**Challenge:** Each line of the material below should be reproduced exactly.

Data entries
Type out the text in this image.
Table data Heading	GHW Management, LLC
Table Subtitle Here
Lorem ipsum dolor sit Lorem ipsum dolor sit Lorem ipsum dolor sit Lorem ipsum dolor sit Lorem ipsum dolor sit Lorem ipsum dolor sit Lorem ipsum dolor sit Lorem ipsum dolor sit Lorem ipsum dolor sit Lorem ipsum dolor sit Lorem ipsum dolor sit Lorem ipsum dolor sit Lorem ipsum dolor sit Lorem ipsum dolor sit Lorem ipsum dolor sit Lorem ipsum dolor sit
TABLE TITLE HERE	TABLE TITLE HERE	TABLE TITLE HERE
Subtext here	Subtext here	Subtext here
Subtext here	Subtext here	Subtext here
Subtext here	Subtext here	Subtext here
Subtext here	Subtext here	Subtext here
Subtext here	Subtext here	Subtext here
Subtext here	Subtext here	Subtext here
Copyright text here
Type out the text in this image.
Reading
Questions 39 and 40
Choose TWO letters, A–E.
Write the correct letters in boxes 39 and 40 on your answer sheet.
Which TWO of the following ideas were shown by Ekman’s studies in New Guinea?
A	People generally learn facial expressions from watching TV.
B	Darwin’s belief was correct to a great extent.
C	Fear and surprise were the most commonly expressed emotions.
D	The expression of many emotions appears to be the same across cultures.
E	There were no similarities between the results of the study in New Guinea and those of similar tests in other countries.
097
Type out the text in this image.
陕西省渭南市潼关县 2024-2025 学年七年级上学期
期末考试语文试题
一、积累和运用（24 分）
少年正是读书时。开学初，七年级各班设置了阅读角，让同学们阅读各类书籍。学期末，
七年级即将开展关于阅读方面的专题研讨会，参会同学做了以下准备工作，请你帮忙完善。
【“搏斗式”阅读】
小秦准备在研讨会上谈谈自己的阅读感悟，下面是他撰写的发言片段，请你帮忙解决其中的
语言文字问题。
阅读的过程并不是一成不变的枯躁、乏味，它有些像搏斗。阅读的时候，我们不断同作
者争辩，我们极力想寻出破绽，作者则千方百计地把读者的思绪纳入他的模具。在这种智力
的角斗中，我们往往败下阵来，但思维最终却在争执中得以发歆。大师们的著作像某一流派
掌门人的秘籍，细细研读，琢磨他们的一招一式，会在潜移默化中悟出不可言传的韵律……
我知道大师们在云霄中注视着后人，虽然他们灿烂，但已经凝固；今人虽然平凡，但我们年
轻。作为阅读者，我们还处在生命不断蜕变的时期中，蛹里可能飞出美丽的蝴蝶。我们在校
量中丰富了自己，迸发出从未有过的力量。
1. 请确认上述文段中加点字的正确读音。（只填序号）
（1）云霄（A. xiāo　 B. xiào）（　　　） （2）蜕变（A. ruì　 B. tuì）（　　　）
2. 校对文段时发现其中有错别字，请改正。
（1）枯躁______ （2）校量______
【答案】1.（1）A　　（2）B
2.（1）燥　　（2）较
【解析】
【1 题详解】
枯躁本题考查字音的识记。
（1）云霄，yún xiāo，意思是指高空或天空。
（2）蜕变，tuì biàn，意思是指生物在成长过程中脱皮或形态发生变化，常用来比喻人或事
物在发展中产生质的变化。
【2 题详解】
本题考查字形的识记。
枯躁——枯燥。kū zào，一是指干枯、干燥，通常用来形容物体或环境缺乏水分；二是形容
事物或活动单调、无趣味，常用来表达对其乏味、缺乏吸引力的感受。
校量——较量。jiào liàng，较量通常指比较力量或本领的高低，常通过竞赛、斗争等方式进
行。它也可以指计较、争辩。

**Task solution:**
Type out the text in this image.
Table data Heading	GHW Management, LLC
Table Subtitle Here
Lorem ipsum dolor sit Lorem ipsum dolor sit Lorem ipsum dolor sit Lorem ipsum dolor sit Lorem ipsum dolor sit Lorem ipsum dolor sit Lorem ipsum dolor sit Lorem ipsum dolor sit Lorem ipsum dolor sit Lorem ipsum dolor sit Lorem ipsum dolor sit Lorem ipsum dolor sit Lorem ipsum dolor sit Lorem ipsum dolor sit Lorem ipsum dolor sit Lorem ipsum dolor sit
TABLE TITLE HERE	TABLE TITLE HERE	TABLE TITLE HERE
Subtext here	Subtext here	Subtext here
Subtext here	Subtext here	Subtext here
Subtext here	Subtext here	Subtext here
Subtext here	Subtext here	Subtext here
Subtext here	Subtext here	Subtext here
Subtext here	Subtext here	Subtext here
Copyright text here
Type out the text in this image.
Reading
Questions 39 and 40
Choose TWO letters, A–E.
Write the correct letters in boxes 39 and 40 on your answer sheet.
Which TWO of the following ideas were shown by Ekman’s studies in New Guinea?
A	People generally learn facial expressions from watching TV.
B	Darwin’s belief was correct to a great extent.
C	Fear and surprise were the most commonly expressed emotions.
D	The expression of many emotions appears to be the same across cultures.
E	There were no similarities between the results of the study in New Guinea and those of similar tests in other countries.
097
Type out the text in this image.
陕西省渭南市潼关县 2024-2025 学年七年级上学期
期末考试语文试题
一、积累和运用（24 分）
少年正是读书时。开学初，七年级各班设置了阅读角，让同学们阅读各类书籍。学期末，
七年级即将开展关于阅读方面的专题研讨会，参会同学做了以下准备工作，请你帮忙完善。
【“搏斗式”阅读】
小秦准备在研讨会上谈谈自己的阅读感悟，下面是他撰写的发言片段，请你帮忙解决其中的
语言文字问题。
阅读的过程并不是一成不变的枯躁、乏味，它有些像搏斗。阅读的时候，我们不断同作
者争辩，我们极力想寻出破绽，作者则千方百计地把读者的思绪纳入他的模具。在这种智力
的角斗中，我们往往败下阵来，但思维最终却在争执中得以发歆。大师们的著作像某一流派
掌门人的秘籍，细细研读，琢磨他们的一招一式，会在潜移默化中悟出不可言传的韵律……
我知道大师们在云霄中注视着后人，虽然他们灿烂，但已经凝固；今人虽然平凡，但我们年
轻。作为阅读者，我们还处在生命不断蜕变的时期中，蛹里可能飞出美丽的蝴蝶。我们在校
量中丰富了自己，迸发出从未有过的力量。
1. 请确认上述文段中加点字的正确读音。（只填序号）
（1）云霄（A. xiāo　 B. xiào）（　　　） （2）蜕变（A. ruì　 B. tuì）（　　　）
2. 校对文段时发现其中有错别字，请改正。
（1）枯躁______ （2）校量______
【答案】1.（1）A　　（2）B
2.（1）燥　　（2）较
【解析】
【1 题详解】
枯躁本题考查字音的识记。
（1）云霄，yún xiāo，意思是指高空或天空。
（2）蜕变，tuì biàn，意思是指生物在成长过程中脱皮或形态发生变化，常用来比喻人或事
物在发展中产生质的变化。
【2 题详解】
本题考查字形的识记。
枯躁——枯燥。kū zào，一是指干枯、干燥，通常用来形容物体或环境缺乏水分；二是形容
事物或活动单调、无趣味，常用来表达对其乏味、缺乏吸引力的感受。
校量——较量。jiào liàng，较量通常指比较力量或本领的高低，常通过竞赛、斗争等方式进
行。它也可以指计较、争辩。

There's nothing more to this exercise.